## Document text
+++++
Quite a bit of material was shot handheld to be able to get in amongst the action and so Gilles had opted for an EF mount C300 with L series photographic lenses and a range of Carl Zeiss Compact Primes, plus an onboard stereo-mic for shooting sync. I was pretty impressed with the image straight off the camera – it’s certainly sharp with the compact primes and although the limited bit depth and dynamic range obviously places certain constraints on your shooting style, the set up is light enough that you really can comfortably shoot handheld all day.

Shooting handheld, stranded sailor style

Both Dutch and English versions of the film have been produced. The Dutch version was aired on the 21st of July on Dutch public channel NED2. Discussions are currently underway to enable the English version to be shown on the Discovery Channel in the near future and I’ll be sure to update you if that turns out to be the case.
+++++
## Data provided

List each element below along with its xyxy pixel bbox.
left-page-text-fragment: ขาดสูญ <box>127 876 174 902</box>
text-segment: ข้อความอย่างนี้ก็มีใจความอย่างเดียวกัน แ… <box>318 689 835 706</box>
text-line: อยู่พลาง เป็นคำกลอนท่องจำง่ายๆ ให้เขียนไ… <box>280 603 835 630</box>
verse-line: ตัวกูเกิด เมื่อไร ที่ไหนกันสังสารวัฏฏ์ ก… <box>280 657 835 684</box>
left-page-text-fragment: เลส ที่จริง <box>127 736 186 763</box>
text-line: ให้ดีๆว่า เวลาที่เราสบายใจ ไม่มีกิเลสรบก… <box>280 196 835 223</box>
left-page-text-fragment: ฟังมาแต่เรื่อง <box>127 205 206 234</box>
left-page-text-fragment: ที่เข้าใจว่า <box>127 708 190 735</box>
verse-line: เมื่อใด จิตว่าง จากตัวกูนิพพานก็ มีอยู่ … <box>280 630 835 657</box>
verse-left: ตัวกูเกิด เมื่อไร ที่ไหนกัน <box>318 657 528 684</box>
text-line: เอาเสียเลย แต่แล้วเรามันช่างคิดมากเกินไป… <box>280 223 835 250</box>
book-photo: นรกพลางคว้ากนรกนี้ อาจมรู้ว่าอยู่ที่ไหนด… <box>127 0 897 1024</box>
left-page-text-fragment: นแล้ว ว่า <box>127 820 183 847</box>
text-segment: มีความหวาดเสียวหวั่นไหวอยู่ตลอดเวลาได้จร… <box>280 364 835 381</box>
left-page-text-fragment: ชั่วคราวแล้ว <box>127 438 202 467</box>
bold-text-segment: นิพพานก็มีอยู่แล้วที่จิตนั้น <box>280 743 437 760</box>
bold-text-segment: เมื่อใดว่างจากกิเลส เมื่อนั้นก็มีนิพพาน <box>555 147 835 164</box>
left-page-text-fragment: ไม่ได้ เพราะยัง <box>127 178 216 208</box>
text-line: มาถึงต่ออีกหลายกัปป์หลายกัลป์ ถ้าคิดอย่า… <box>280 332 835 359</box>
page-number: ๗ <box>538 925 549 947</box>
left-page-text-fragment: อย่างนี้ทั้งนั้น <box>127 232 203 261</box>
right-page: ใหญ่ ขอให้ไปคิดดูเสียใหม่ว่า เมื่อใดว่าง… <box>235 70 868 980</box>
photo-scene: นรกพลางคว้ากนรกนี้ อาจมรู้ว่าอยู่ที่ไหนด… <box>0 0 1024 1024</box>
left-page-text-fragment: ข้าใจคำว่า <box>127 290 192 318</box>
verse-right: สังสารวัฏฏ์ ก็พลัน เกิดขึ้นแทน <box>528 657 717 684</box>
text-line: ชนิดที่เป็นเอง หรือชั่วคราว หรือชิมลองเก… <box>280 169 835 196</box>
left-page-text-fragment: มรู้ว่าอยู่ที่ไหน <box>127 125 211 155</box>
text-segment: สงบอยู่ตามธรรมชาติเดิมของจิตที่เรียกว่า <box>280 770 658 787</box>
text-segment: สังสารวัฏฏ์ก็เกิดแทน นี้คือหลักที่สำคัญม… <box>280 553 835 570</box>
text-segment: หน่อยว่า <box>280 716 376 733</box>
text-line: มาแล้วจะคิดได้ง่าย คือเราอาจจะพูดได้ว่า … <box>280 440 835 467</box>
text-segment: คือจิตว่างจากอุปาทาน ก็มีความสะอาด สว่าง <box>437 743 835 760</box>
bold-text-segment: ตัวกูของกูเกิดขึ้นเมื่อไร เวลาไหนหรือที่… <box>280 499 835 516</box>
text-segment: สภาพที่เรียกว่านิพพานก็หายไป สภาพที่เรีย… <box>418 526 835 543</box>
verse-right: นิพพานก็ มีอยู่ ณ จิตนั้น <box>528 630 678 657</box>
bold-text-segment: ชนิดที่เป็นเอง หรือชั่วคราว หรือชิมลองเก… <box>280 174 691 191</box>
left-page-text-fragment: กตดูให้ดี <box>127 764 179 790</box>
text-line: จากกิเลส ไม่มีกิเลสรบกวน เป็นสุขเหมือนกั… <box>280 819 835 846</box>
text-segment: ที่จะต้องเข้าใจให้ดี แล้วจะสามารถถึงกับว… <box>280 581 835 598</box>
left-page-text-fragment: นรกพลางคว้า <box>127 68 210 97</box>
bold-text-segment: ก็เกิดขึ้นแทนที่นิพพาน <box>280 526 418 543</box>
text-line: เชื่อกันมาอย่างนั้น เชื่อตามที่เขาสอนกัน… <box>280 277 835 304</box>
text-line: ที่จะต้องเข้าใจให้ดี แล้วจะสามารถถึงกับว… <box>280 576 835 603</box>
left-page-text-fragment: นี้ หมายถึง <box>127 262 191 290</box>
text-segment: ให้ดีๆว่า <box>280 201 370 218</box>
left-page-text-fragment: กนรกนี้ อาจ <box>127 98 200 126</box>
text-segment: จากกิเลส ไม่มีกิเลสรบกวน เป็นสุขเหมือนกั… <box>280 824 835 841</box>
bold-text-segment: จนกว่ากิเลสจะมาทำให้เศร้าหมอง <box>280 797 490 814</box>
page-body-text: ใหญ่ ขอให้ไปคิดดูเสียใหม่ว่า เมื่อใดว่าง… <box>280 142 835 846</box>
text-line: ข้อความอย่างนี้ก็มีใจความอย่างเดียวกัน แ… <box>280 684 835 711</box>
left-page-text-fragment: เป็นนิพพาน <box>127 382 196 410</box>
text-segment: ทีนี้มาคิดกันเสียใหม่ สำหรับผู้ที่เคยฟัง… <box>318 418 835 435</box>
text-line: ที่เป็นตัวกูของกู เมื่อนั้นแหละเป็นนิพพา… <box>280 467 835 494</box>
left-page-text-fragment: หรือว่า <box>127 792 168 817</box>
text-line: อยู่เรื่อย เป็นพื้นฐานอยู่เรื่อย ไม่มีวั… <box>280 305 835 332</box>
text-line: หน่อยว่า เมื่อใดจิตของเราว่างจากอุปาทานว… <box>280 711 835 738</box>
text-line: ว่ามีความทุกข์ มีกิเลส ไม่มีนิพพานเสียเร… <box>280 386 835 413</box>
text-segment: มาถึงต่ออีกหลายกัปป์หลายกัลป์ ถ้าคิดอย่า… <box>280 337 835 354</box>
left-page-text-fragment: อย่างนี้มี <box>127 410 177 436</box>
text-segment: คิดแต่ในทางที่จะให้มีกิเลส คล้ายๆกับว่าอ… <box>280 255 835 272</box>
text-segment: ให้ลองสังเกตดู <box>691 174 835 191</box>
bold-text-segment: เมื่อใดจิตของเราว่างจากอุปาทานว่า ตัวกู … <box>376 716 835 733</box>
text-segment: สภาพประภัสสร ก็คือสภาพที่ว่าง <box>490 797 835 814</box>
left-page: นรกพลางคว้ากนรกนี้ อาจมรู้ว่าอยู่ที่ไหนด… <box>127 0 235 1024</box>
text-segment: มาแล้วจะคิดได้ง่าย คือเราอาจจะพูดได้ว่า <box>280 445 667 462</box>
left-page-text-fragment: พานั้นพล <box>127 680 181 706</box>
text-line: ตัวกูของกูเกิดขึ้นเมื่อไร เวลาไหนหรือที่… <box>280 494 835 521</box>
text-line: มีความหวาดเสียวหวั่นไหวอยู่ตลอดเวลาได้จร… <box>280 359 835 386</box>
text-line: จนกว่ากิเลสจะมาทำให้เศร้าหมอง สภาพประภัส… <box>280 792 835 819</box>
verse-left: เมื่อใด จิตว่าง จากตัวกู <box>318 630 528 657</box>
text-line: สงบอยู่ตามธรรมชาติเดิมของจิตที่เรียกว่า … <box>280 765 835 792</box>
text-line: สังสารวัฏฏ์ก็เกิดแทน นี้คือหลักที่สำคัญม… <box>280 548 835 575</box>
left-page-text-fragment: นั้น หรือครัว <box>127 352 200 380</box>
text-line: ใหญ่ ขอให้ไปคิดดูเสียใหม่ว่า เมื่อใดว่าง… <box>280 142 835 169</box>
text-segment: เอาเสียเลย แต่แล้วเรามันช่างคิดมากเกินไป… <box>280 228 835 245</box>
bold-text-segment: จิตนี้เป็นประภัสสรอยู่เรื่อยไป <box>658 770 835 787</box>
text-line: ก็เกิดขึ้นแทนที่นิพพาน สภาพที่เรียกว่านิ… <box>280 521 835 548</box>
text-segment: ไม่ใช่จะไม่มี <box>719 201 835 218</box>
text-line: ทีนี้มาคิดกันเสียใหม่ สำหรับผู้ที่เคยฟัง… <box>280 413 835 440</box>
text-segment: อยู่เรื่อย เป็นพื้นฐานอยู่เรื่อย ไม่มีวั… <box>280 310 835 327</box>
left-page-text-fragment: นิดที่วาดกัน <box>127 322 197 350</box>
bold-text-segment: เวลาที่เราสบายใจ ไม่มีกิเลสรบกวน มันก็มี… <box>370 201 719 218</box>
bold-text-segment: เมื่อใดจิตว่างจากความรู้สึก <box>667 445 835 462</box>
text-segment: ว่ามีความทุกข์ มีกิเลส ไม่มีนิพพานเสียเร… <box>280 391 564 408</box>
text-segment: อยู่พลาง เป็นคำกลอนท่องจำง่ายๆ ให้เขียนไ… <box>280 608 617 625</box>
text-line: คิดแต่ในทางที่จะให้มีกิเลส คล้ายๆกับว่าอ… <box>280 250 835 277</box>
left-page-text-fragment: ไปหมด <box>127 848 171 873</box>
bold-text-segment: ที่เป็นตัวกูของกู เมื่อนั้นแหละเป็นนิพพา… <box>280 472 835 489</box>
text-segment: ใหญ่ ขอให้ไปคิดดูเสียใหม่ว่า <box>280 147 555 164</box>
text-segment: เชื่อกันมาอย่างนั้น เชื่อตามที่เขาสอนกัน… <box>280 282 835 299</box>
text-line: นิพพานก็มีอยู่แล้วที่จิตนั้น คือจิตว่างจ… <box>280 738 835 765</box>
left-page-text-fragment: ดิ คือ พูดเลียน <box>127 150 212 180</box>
+++++
## Work to complete
1. Write out the part of the passage on the film shoot that begins at the words "Both Dutch and" and stops after "be the case.".
2. Return the lines of the listing word for word, beginning at its first line and stopping after the line that contains "text-segment: ข้อความอย่างนี้ก็มีใจความอย่างเดียวกัน แ…".

## Task-by-task outputs
1.
Both Dutch and English versions of the film have been produced. The Dutch version was aired on the 21st of July on Dutch public channel NED2. Discussions are currently underway to enable the English version to be shown on the Discovery Channel in the near future and I’ll be sure to update you if that turns out to be the case.

2.
List each element below along with its xyxy pixel bbox.
left-page-text-fragment: ขาดสูญ <box>127 876 174 902</box>
text-segment: ข้อความอย่างนี้ก็มีใจความอย่างเดียวกัน แ… <box>318 689 835 706</box>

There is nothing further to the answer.